## Records provided:
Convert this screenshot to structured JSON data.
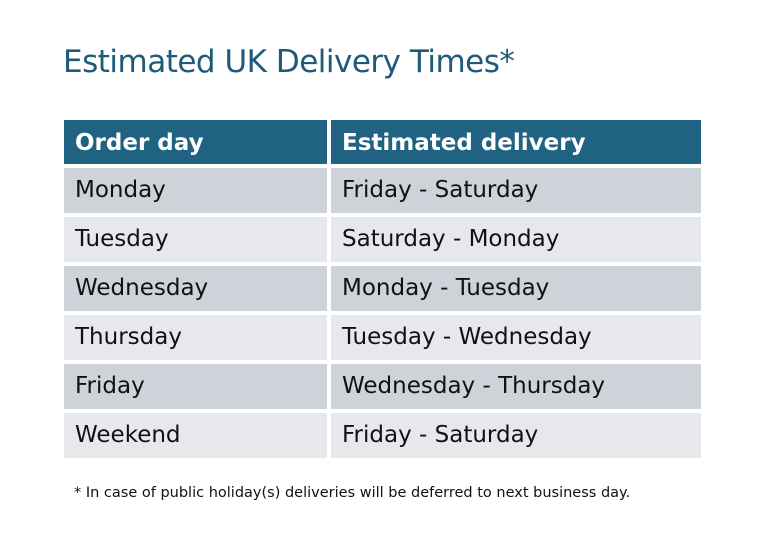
{
  "title": "Estimated UK Delivery Times*",
  "table": {
    "headers": [
      "Order day",
      "Estimated delivery"
    ],
    "rows": [
      [
        "Monday",
        "Friday - Saturday"
      ],
      [
        "Tuesday",
        "Saturday - Monday"
      ],
      [
        "Wednesday",
        "Monday - Tuesday"
      ],
      [
        "Thursday",
        "Tuesday - Wednesday"
      ],
      [
        "Friday",
        "Wednesday - Thursday"
      ],
      [
        "Weekend",
        "Friday - Saturday"
      ]
    ]
  },
  "footnote": "* In case of public holiday(s) deliveries will be deferred to next business day.",
  "colors": {
    "header": "#1f6282",
    "title": "#1f5a78",
    "row_dark": "#ced2d9",
    "row_light": "#e6e8eb"
  }
}
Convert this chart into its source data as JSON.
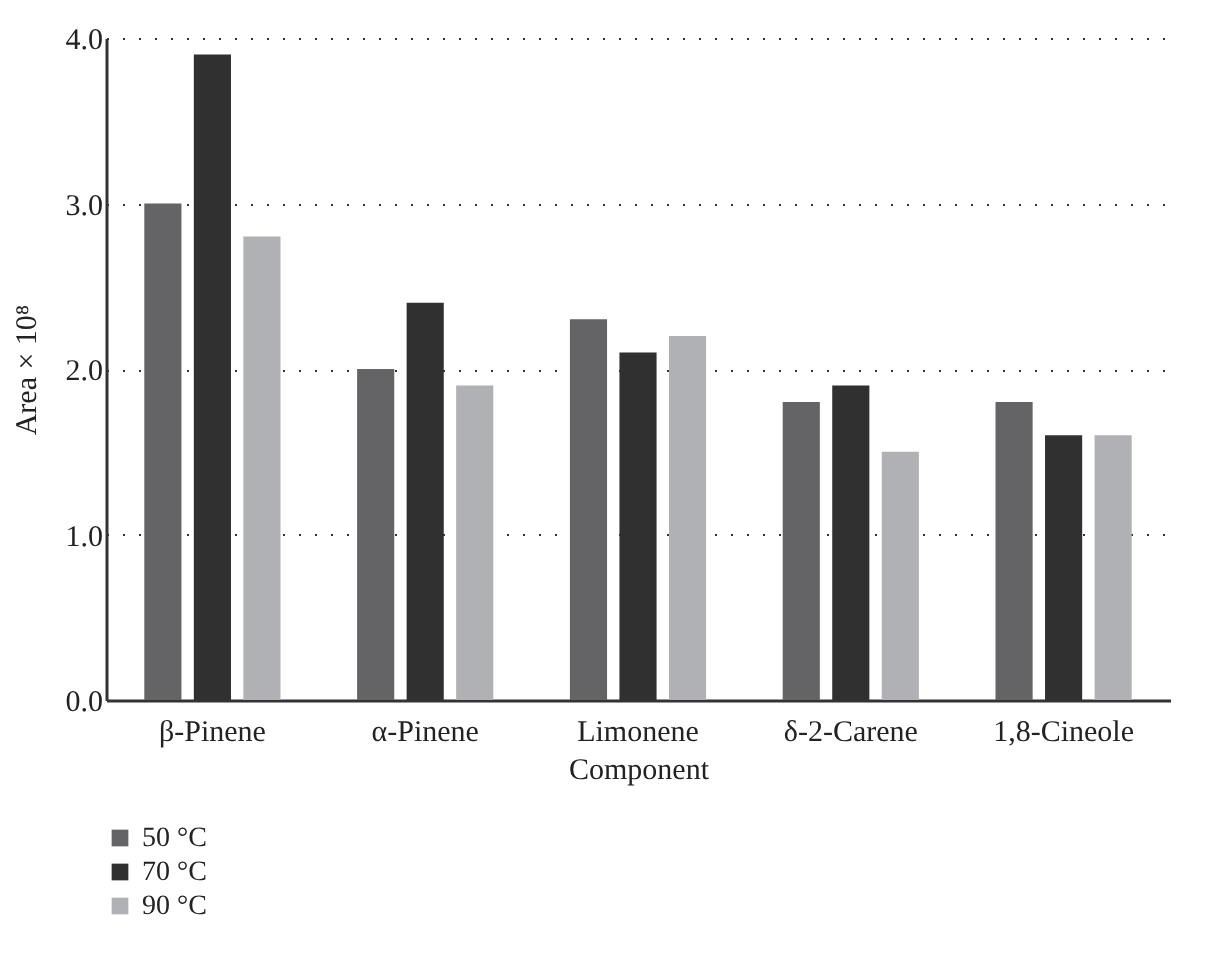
{
  "chart_data": {
    "type": "bar",
    "xlabel": "Component",
    "ylabel": "Area × 10⁸",
    "categories": [
      "β-Pinene",
      "α-Pinene",
      "Limonene",
      "δ-2-Carene",
      "1,8-Cineole"
    ],
    "series": [
      {
        "name": "50 °C",
        "color": "#646466",
        "values": [
          3.0,
          2.0,
          2.3,
          1.8,
          1.8
        ]
      },
      {
        "name": "70 °C",
        "color": "#303031",
        "values": [
          3.9,
          2.4,
          2.1,
          1.9,
          1.6
        ]
      },
      {
        "name": "90 °C",
        "color": "#b0b1b4",
        "values": [
          2.8,
          1.9,
          2.2,
          1.5,
          1.6
        ]
      }
    ],
    "ylim": [
      0,
      4
    ],
    "yticks": [
      {
        "value": 0,
        "label": "0.0"
      },
      {
        "value": 1,
        "label": "1.0"
      },
      {
        "value": 2,
        "label": "2.0"
      },
      {
        "value": 3,
        "label": "3.0"
      },
      {
        "value": 4,
        "label": "4.0"
      }
    ],
    "grid": "y",
    "legend": "bottom"
  }
}
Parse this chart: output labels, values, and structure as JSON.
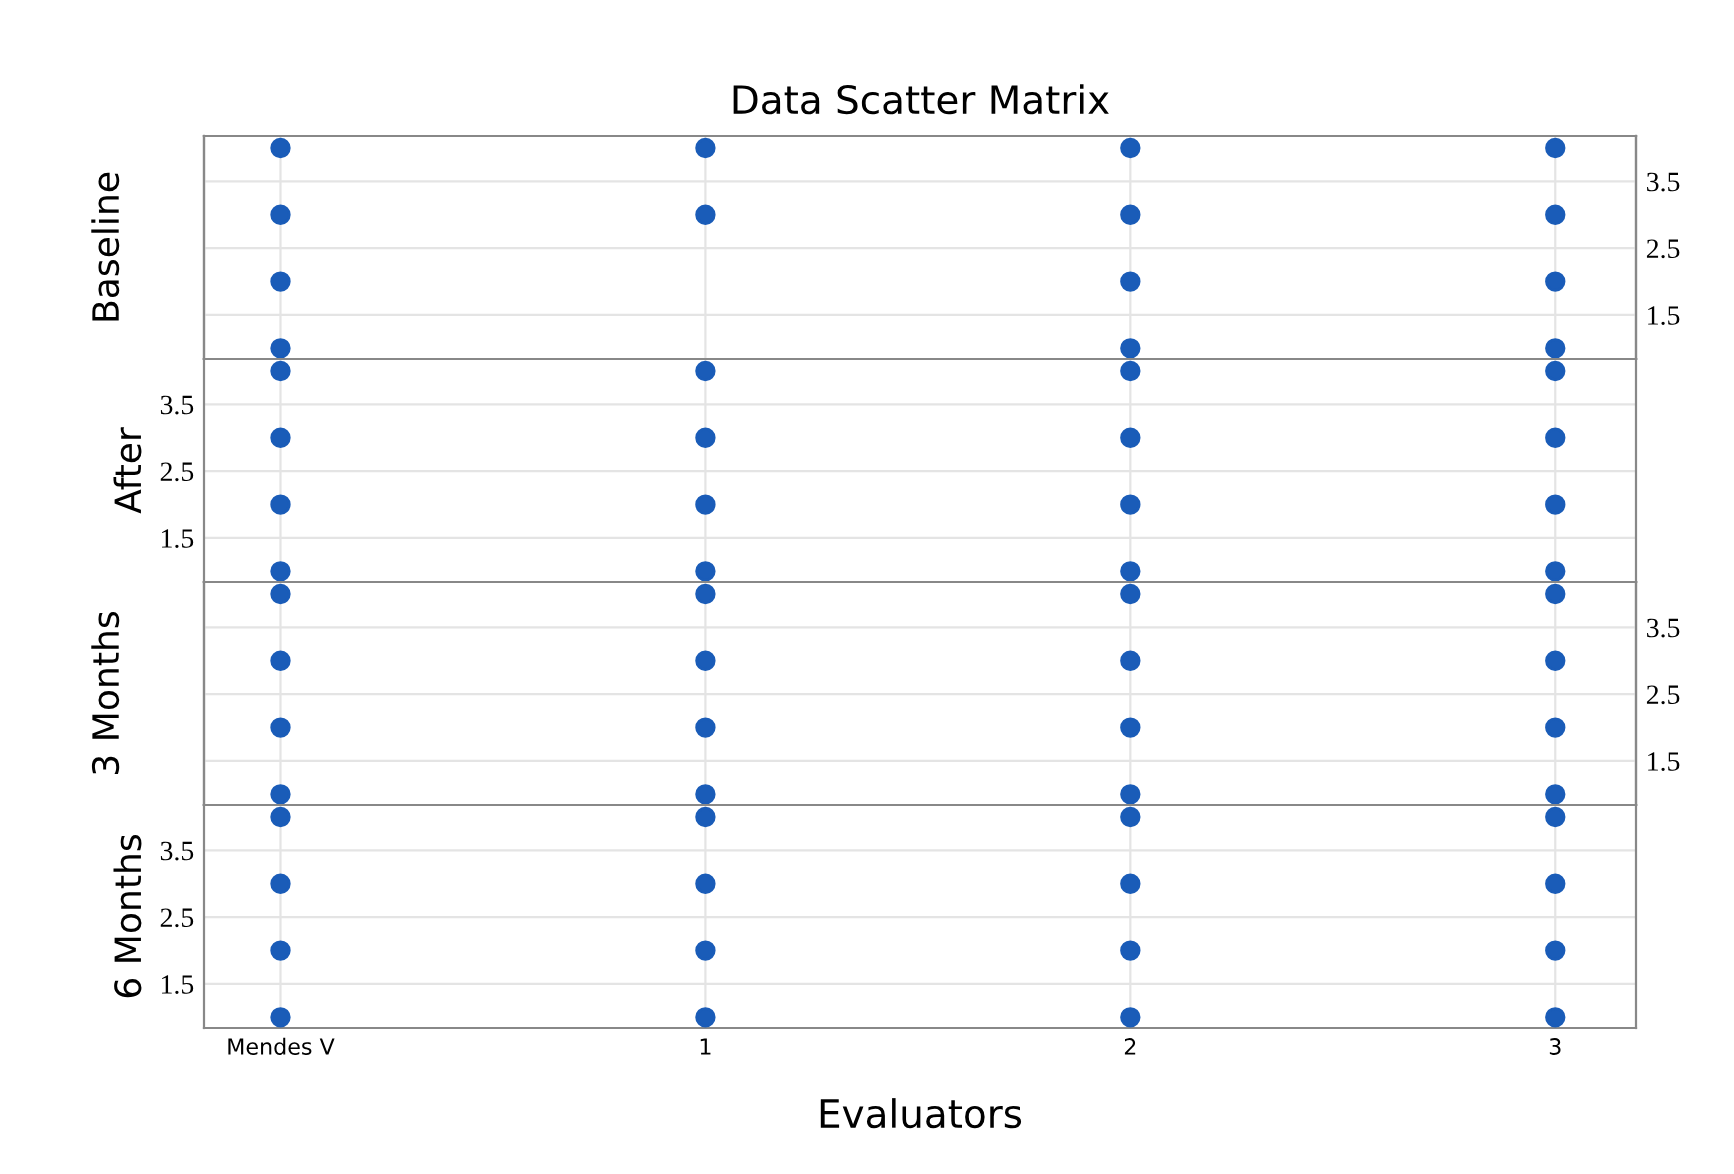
{
  "chart_data": [
    {
      "type": "scatter",
      "title": "Data Scatter Matrix",
      "ylabel": "Baseline",
      "categories": [
        null,
        null,
        null,
        null
      ],
      "marker": "circle",
      "grid": true,
      "tick_labels": "y",
      "y2lim": [
        0.84,
        4.18
      ],
      "y2ticks": [
        1.5,
        2.5,
        3.5
      ],
      "series": [
        {
          "color": "#1a5cb8",
          "axis": "y2",
          "values": [
            4,
            4,
            4,
            4
          ]
        },
        {
          "color": "#1a5cb8",
          "axis": "y2",
          "values": [
            3,
            3,
            3,
            3
          ]
        },
        {
          "color": "#1a5cb8",
          "axis": "y2",
          "values": [
            2,
            null,
            2,
            2
          ]
        },
        {
          "color": "#1a5cb8",
          "axis": "y2",
          "values": [
            1,
            null,
            1,
            1
          ]
        }
      ]
    },
    {
      "type": "scatter",
      "ylabel": "After",
      "categories": [
        null,
        null,
        null,
        null
      ],
      "marker": "circle",
      "grid": true,
      "tick_labels": "y",
      "ylim": [
        0.84,
        4.18
      ],
      "yticks": [
        1.5,
        2.5,
        3.5
      ],
      "series": [
        {
          "color": "#1a5cb8",
          "values": [
            4,
            4,
            4,
            4
          ]
        },
        {
          "color": "#1a5cb8",
          "values": [
            3,
            3,
            3,
            3
          ]
        },
        {
          "color": "#1a5cb8",
          "values": [
            2,
            2,
            2,
            2
          ]
        },
        {
          "color": "#1a5cb8",
          "values": [
            1,
            1,
            1,
            1
          ]
        }
      ]
    },
    {
      "type": "scatter",
      "ylabel": "3 Months",
      "categories": [
        null,
        null,
        null,
        null
      ],
      "marker": "circle",
      "grid": true,
      "tick_labels": "y",
      "y2lim": [
        0.84,
        4.18
      ],
      "y2ticks": [
        1.5,
        2.5,
        3.5
      ],
      "series": [
        {
          "color": "#1a5cb8",
          "axis": "y2",
          "values": [
            4,
            4,
            4,
            4
          ]
        },
        {
          "color": "#1a5cb8",
          "axis": "y2",
          "values": [
            3,
            3,
            3,
            3
          ]
        },
        {
          "color": "#1a5cb8",
          "axis": "y2",
          "values": [
            2,
            2,
            2,
            2
          ]
        },
        {
          "color": "#1a5cb8",
          "axis": "y2",
          "values": [
            1,
            1,
            1,
            1
          ]
        }
      ]
    },
    {
      "type": "scatter",
      "ylabel": "6 Months",
      "xlabel": "Evaluators",
      "categories": [
        "Mendes V",
        "1",
        "2",
        "3"
      ],
      "marker": "circle",
      "grid": true,
      "ylim": [
        0.84,
        4.18
      ],
      "yticks": [
        1.5,
        2.5,
        3.5
      ],
      "series": [
        {
          "color": "#1a5cb8",
          "values": [
            4,
            4,
            4,
            4
          ]
        },
        {
          "color": "#1a5cb8",
          "values": [
            3,
            3,
            3,
            3
          ]
        },
        {
          "color": "#1a5cb8",
          "values": [
            2,
            2,
            2,
            2
          ]
        },
        {
          "color": "#1a5cb8",
          "values": [
            1,
            1,
            1,
            1
          ]
        }
      ]
    }
  ]
}
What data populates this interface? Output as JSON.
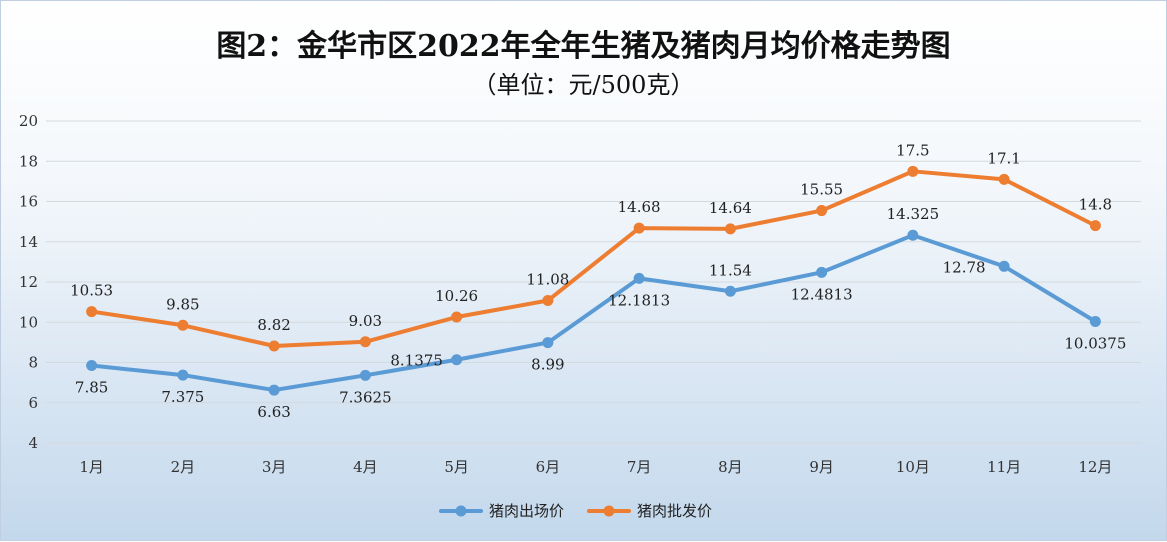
{
  "chart_data": {
    "type": "line",
    "title": "图2：金华市区2022年全年生猪及猪肉月均价格走势图",
    "subtitle": "（单位：元/500克）",
    "categories": [
      "1月",
      "2月",
      "3月",
      "4月",
      "5月",
      "6月",
      "7月",
      "8月",
      "9月",
      "10月",
      "11月",
      "12月"
    ],
    "ylim": [
      4,
      20
    ],
    "yticks": [
      4,
      6,
      8,
      10,
      12,
      14,
      16,
      18,
      20
    ],
    "grid": true,
    "legend_position": "bottom",
    "series": [
      {
        "name": "猪肉出场价",
        "color": "#5b9bd5",
        "values": [
          7.85,
          7.375,
          6.63,
          7.3625,
          8.1375,
          8.99,
          12.1813,
          11.54,
          12.4813,
          14.325,
          12.78,
          10.0375
        ],
        "labels": [
          "7.85",
          "7.375",
          "6.63",
          "7.3625",
          "8.1375",
          "8.99",
          "12.1813",
          "11.54",
          "12.4813",
          "14.325",
          "12.78",
          "10.0375"
        ],
        "label_position": [
          "below",
          "below",
          "below",
          "below",
          "left-on",
          "below",
          "below",
          "above",
          "below",
          "above",
          "left-on",
          "below"
        ]
      },
      {
        "name": "猪肉批发价",
        "color": "#ed7d31",
        "values": [
          10.53,
          9.85,
          8.82,
          9.03,
          10.26,
          11.08,
          14.68,
          14.64,
          15.55,
          17.5,
          17.1,
          14.8
        ],
        "labels": [
          "10.53",
          "9.85",
          "8.82",
          "9.03",
          "10.26",
          "11.08",
          "14.68",
          "14.64",
          "15.55",
          "17.5",
          "17.1",
          "14.8"
        ],
        "label_position": [
          "above",
          "above",
          "above",
          "above",
          "above",
          "above",
          "above",
          "above",
          "above",
          "above",
          "above",
          "above"
        ]
      }
    ]
  }
}
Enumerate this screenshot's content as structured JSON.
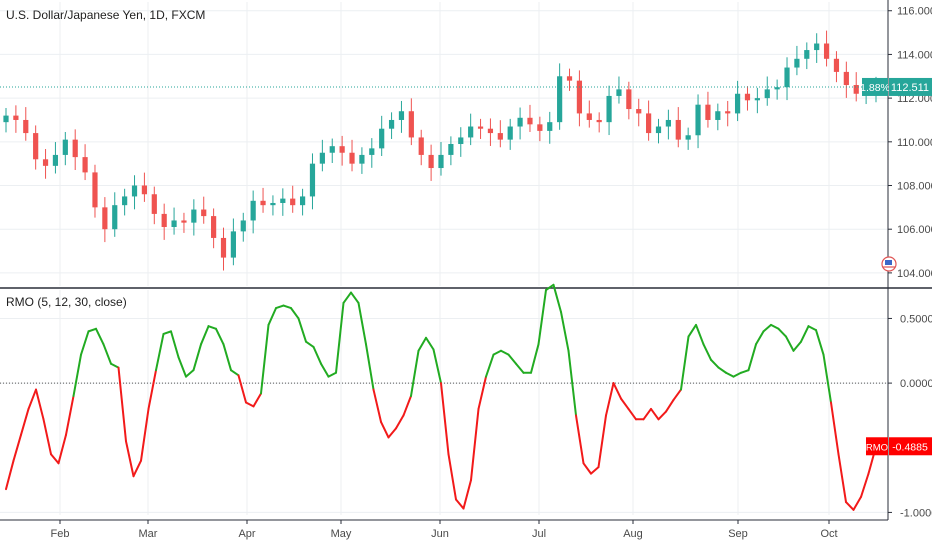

## Exercise:
Print the listing above in full, exactly as written. Omit any pictures.

## Response to the task:
Convert this screenshot to structured JSON data.
{
  "title": "Estimated UK Delivery Times*",
  "table": {
    "headers": [
      "Order day",
      "Estimated delivery"
    ],
    "rows": [
      [
        "Monday",
        "Friday - Saturday"
      ],
      [
        "Tuesday",
        "Saturday - Monday"
      ],
      [
        "Wednesday",
        "Monday - Tuesday"
      ],
      [
        "Thursday",
        "Tuesday - Wednesday"
      ],
      [
        "Friday",
        "Wednesday - Thursday"
      ],
      [
        "Weekend",
        "Friday - Saturday"
      ]
    ]
  },
  "footnote": "* In case of public holiday(s) deliveries will be deferred to next business day.",
  "colors": {
    "header": "#1f6282",
    "title": "#1f5a78",
    "row_dark": "#ced2d9",
    "row_light": "#e6e8eb"
  }
}
Convert this chart into its source data as JSON.
{
  "chart_data": {
    "type": "bar",
    "xlabel": "Component",
    "ylabel": "Area × 10⁸",
    "categories": [
      "β-Pinene",
      "α-Pinene",
      "Limonene",
      "δ-2-Carene",
      "1,8-Cineole"
    ],
    "series": [
      {
        "name": "50 °C",
        "color": "#646466",
        "values": [
          3.0,
          2.0,
          2.3,
          1.8,
          1.8
        ]
      },
      {
        "name": "70 °C",
        "color": "#303031",
        "values": [
          3.9,
          2.4,
          2.1,
          1.9,
          1.6
        ]
      },
      {
        "name": "90 °C",
        "color": "#b0b1b4",
        "values": [
          2.8,
          1.9,
          2.2,
          1.5,
          1.6
        ]
      }
    ],
    "ylim": [
      0,
      4
    ],
    "yticks": [
      {
        "value": 0,
        "label": "0.0"
      },
      {
        "value": 1,
        "label": "1.0"
      },
      {
        "value": 2,
        "label": "2.0"
      },
      {
        "value": 3,
        "label": "3.0"
      },
      {
        "value": 4,
        "label": "4.0"
      }
    ],
    "grid": "y",
    "legend": "bottom"
  }
}
Parse this chart: output labels, values, and structure as JSON.
{
  "chart_data": [
    {
      "type": "scatter",
      "title": "Data Scatter Matrix",
      "ylabel": "Baseline",
      "categories": [
        null,
        null,
        null,
        null
      ],
      "marker": "circle",
      "grid": true,
      "tick_labels": "y",
      "y2lim": [
        0.84,
        4.18
      ],
      "y2ticks": [
        1.5,
        2.5,
        3.5
      ],
      "series": [
        {
          "color": "#1a5cb8",
          "axis": "y2",
          "values": [
            4,
            4,
            4,
            4
          ]
        },
        {
          "color": "#1a5cb8",
          "axis": "y2",
          "values": [
            3,
            3,
            3,
            3
          ]
        },
        {
          "color": "#1a5cb8",
          "axis": "y2",
          "values": [
            2,
            null,
            2,
            2
          ]
        },
        {
          "color": "#1a5cb8",
          "axis": "y2",
          "values": [
            1,
            null,
            1,
            1
          ]
        }
      ]
    },
    {
      "type": "scatter",
      "ylabel": "After",
      "categories": [
        null,
        null,
        null,
        null
      ],
      "marker": "circle",
      "grid": true,
      "tick_labels": "y",
      "ylim": [
        0.84,
        4.18
      ],
      "yticks": [
        1.5,
        2.5,
        3.5
      ],
      "series": [
        {
          "color": "#1a5cb8",
          "values": [
            4,
            4,
            4,
            4
          ]
        },
        {
          "color": "#1a5cb8",
          "values": [
            3,
            3,
            3,
            3
          ]
        },
        {
          "color": "#1a5cb8",
          "values": [
            2,
            2,
            2,
            2
          ]
        },
        {
          "color": "#1a5cb8",
          "values": [
            1,
            1,
            1,
            1
          ]
        }
      ]
    },
    {
      "type": "scatter",
      "ylabel": "3 Months",
      "categories": [
        null,
        null,
        null,
        null
      ],
      "marker": "circle",
      "grid": true,
      "tick_labels": "y",
      "y2lim": [
        0.84,
        4.18
      ],
      "y2ticks": [
        1.5,
        2.5,
        3.5
      ],
      "series": [
        {
          "color": "#1a5cb8",
          "axis": "y2",
          "values": [
            4,
            4,
            4,
            4
          ]
        },
        {
          "color": "#1a5cb8",
          "axis": "y2",
          "values": [
            3,
            3,
            3,
            3
          ]
        },
        {
          "color": "#1a5cb8",
          "axis": "y2",
          "values": [
            2,
            2,
            2,
            2
          ]
        },
        {
          "color": "#1a5cb8",
          "axis": "y2",
          "values": [
            1,
            1,
            1,
            1
          ]
        }
      ]
    },
    {
      "type": "scatter",
      "ylabel": "6 Months",
      "xlabel": "Evaluators",
      "categories": [
        "Mendes V",
        "1",
        "2",
        "3"
      ],
      "marker": "circle",
      "grid": true,
      "ylim": [
        0.84,
        4.18
      ],
      "yticks": [
        1.5,
        2.5,
        3.5
      ],
      "series": [
        {
          "color": "#1a5cb8",
          "values": [
            4,
            4,
            4,
            4
          ]
        },
        {
          "color": "#1a5cb8",
          "values": [
            3,
            3,
            3,
            3
          ]
        },
        {
          "color": "#1a5cb8",
          "values": [
            2,
            2,
            2,
            2
          ]
        },
        {
          "color": "#1a5cb8",
          "values": [
            1,
            1,
            1,
            1
          ]
        }
      ]
    }
  ]
}
What data populates this interface? Output as JSON.
{
  "chart_data": {
    "type": "line",
    "title": "图2：金华市区2022年全年生猪及猪肉月均价格走势图",
    "subtitle": "（单位：元/500克）",
    "categories": [
      "1月",
      "2月",
      "3月",
      "4月",
      "5月",
      "6月",
      "7月",
      "8月",
      "9月",
      "10月",
      "11月",
      "12月"
    ],
    "ylim": [
      4,
      20
    ],
    "yticks": [
      4,
      6,
      8,
      10,
      12,
      14,
      16,
      18,
      20
    ],
    "grid": true,
    "legend_position": "bottom",
    "series": [
      {
        "name": "猪肉出场价",
        "color": "#5b9bd5",
        "values": [
          7.85,
          7.375,
          6.63,
          7.3625,
          8.1375,
          8.99,
          12.1813,
          11.54,
          12.4813,
          14.325,
          12.78,
          10.0375
        ],
        "labels": [
          "7.85",
          "7.375",
          "6.63",
          "7.3625",
          "8.1375",
          "8.99",
          "12.1813",
          "11.54",
          "12.4813",
          "14.325",
          "12.78",
          "10.0375"
        ],
        "label_position": [
          "below",
          "below",
          "below",
          "below",
          "left-on",
          "below",
          "below",
          "above",
          "below",
          "above",
          "left-on",
          "below"
        ]
      },
      {
        "name": "猪肉批发价",
        "color": "#ed7d31",
        "values": [
          10.53,
          9.85,
          8.82,
          9.03,
          10.26,
          11.08,
          14.68,
          14.64,
          15.55,
          17.5,
          17.1,
          14.8
        ],
        "labels": [
          "10.53",
          "9.85",
          "8.82",
          "9.03",
          "10.26",
          "11.08",
          "14.68",
          "14.64",
          "15.55",
          "17.5",
          "17.1",
          "14.8"
        ],
        "label_position": [
          "above",
          "above",
          "above",
          "above",
          "above",
          "above",
          "above",
          "above",
          "above",
          "above",
          "above",
          "above"
        ]
      }
    ]
  }
}
Enumerate this screenshot's content as structured JSON.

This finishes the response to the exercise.